• [TASK TO CARRY OUT]: Look through the lines below and state how many hold the word "this". Write only the number.

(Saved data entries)
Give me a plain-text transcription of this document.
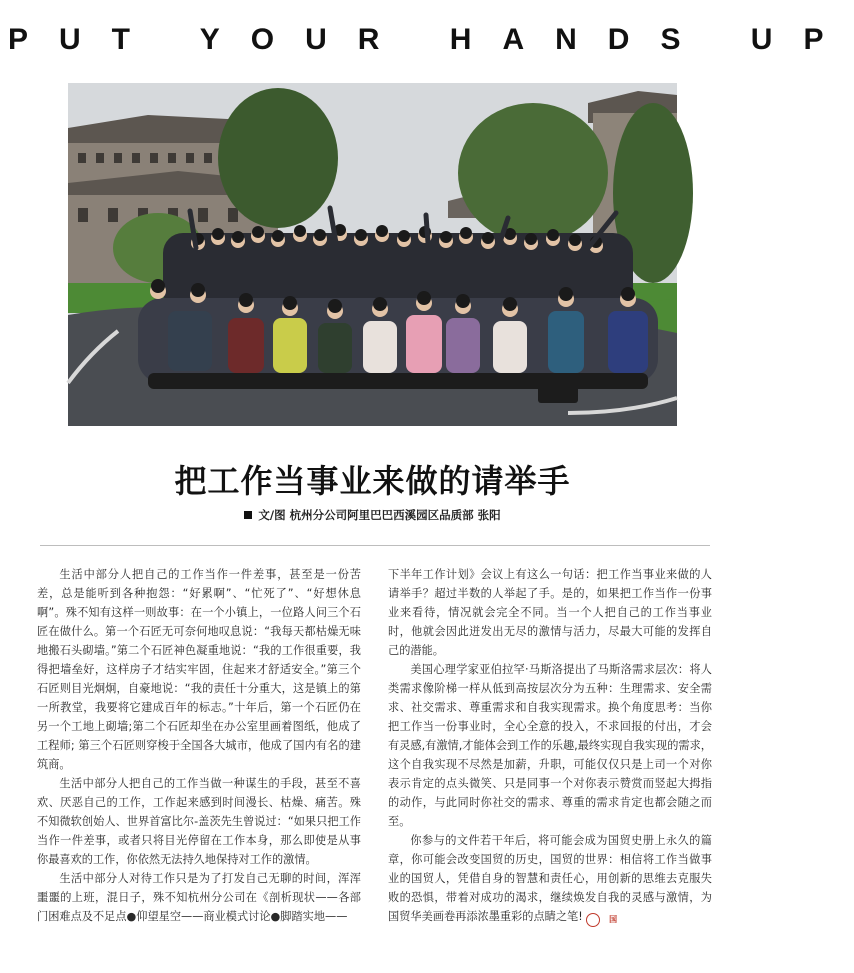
PUT YOUR HANDS UP
把工作当事业来做的请举手
文/图 杭州分公司阿里巴巴西溪园区品质部 张阳

生活中部分人把自己的工作当作一件差事，甚至是一份苦差，总是能听到各种抱怨：“好累啊”、“忙死了”、“好想休息啊”。殊不知有这样一则故事：在一个小镇上，一位路人问三个石匠在做什么。第一个石匠无可奈何地叹息说：“我每天都枯燥无味地搬石头砌墙。”第二个石匠神色凝重地说：“我的工作很重要，我得把墙垒好，这样房子才结实牢固，住起来才舒适安全。”第三个石匠则目光炯炯，自豪地说：“我的责任十分重大，这是镇上的第一所教堂，我要将它建成百年的标志。”十年后，第一个石匠仍在另一个工地上砌墙;第二个石匠却坐在办公室里画着图纸，他成了工程师; 第三个石匠则穿梭于全国各大城市，他成了国内有名的建筑商。

生活中部分人把自己的工作当做一种谋生的手段，甚至不喜欢、厌恶自己的工作，工作起来感到时间漫长、枯燥、痛苦。殊不知微软创始人、世界首富比尔-盖茨先生曾说过：“如果只把工作当作一件差事，或者只将目光停留在工作本身，那么即使是从事你最喜欢的工作，你依然无法持久地保持对工作的激情。

生活中部分人对待工作只是为了打发自己无聊的时间，浑浑噩噩的上班，混日子，殊不知杭州分公司在《剖析现状——各部门困难点及不足点●仰望星空——商业模式讨论●脚踏实地——

下半年工作计划》会议上有这么一句话：把工作当事业来做的人请举手？超过半数的人举起了手。是的，如果把工作当作一份事业来看待，情况就会完全不同。当一个人把自己的工作当事业时，他就会因此迸发出无尽的激情与活力，尽最大可能的发挥自己的潜能。

美国心理学家亚伯拉罕·马斯洛提出了马斯洛需求层次：将人类需求像阶梯一样从低到高按层次分为五种：生理需求、安全需求、社交需求、尊重需求和自我实现需求。换个角度思考：当你把工作当一份事业时，全心全意的投入，不求回报的付出，才会有灵感,有激情,才能体会到工作的乐趣,最终实现自我实现的需求，这个自我实现不尽然是加薪，升职，可能仅仅只是上司一个对你表示肯定的点头微笑、只是同事一个对你表示赞赏而竖起大拇指的动作，与此同时你社交的需求、尊重的需求肯定也都会随之而至。

你参与的文件若干年后，将可能会成为国贸史册上永久的篇章，你可能会改变国贸的历史，国贸的世界：相信将工作当做事业的国贸人，凭借自身的智慧和责任心，用创新的思维去克服失败的恐惧，带着对成功的渴求，继续焕发自我的灵感与激情，为国贸华美画卷再添浓墨重彩的点睛之笔!	国
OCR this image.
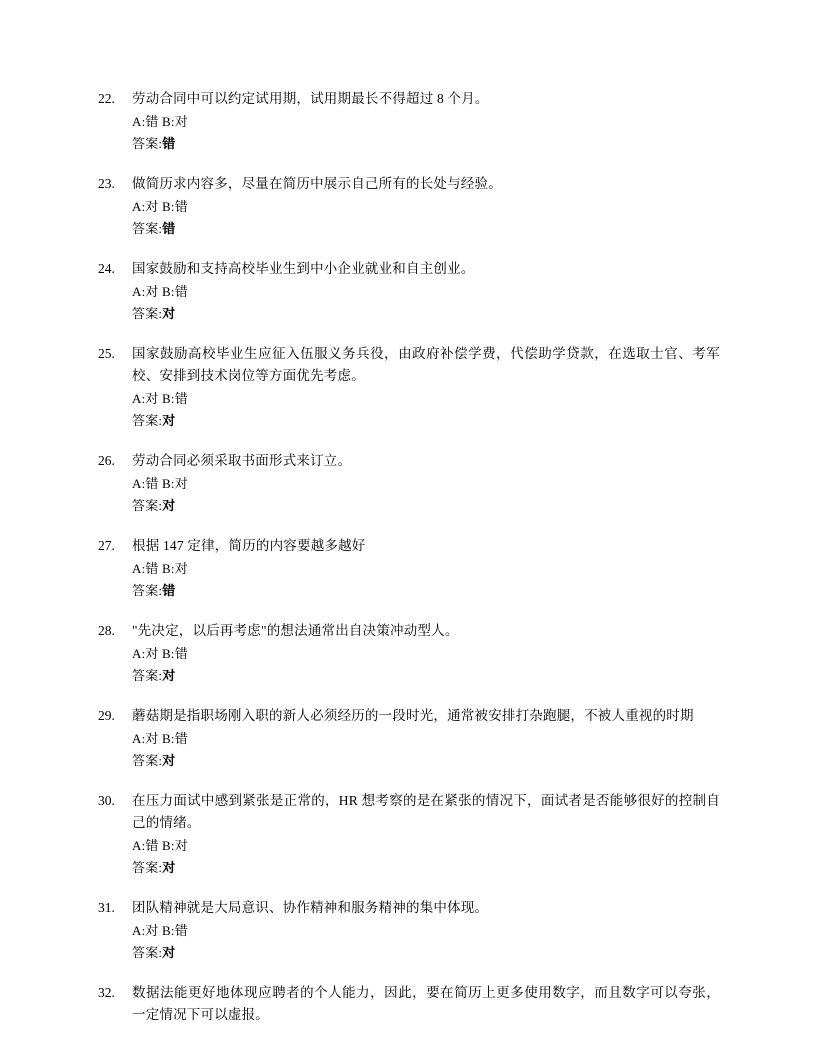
22.	劳动合同中可以约定试用期，试用期最长不得超过 8 个月。
A:错 B:对
答案:错
23.	做简历求内容多，尽量在简历中展示自己所有的长处与经验。
A:对 B:错
答案:错
24.	国家鼓励和支持高校毕业生到中小企业就业和自主创业。
A:对 B:错
答案:对
25.	国家鼓励高校毕业生应征入伍服义务兵役，由政府补偿学费，代偿助学贷款，在选取士官、考军校、安排到技术岗位等方面优先考虑。
A:对 B:错
答案:对
26.	劳动合同必须采取书面形式来订立。
A:错 B:对
答案:对
27.	根据 147 定律，简历的内容要越多越好
A:错 B:对
答案:错
28.	"先决定，以后再考虑"的想法通常出自决策冲动型人。
A:对 B:错
答案:对
29.	蘑菇期是指职场刚入职的新人必须经历的一段时光，通常被安排打杂跑腿，不被人重视的时期
A:对 B:错
答案:对
30.	在压力面试中感到紧张是正常的，HR 想考察的是在紧张的情况下，面试者是否能够很好的控制自己的情绪。
A:错 B:对
答案:对
31.	团队精神就是大局意识、协作精神和服务精神的集中体现。
A:对 B:错
答案:对
32.	数据法能更好地体现应聘者的个人能力，因此，要在简历上更多使用数字，而且数字可以夸张，一定情况下可以虚报。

• [TASK ANSWER]: 2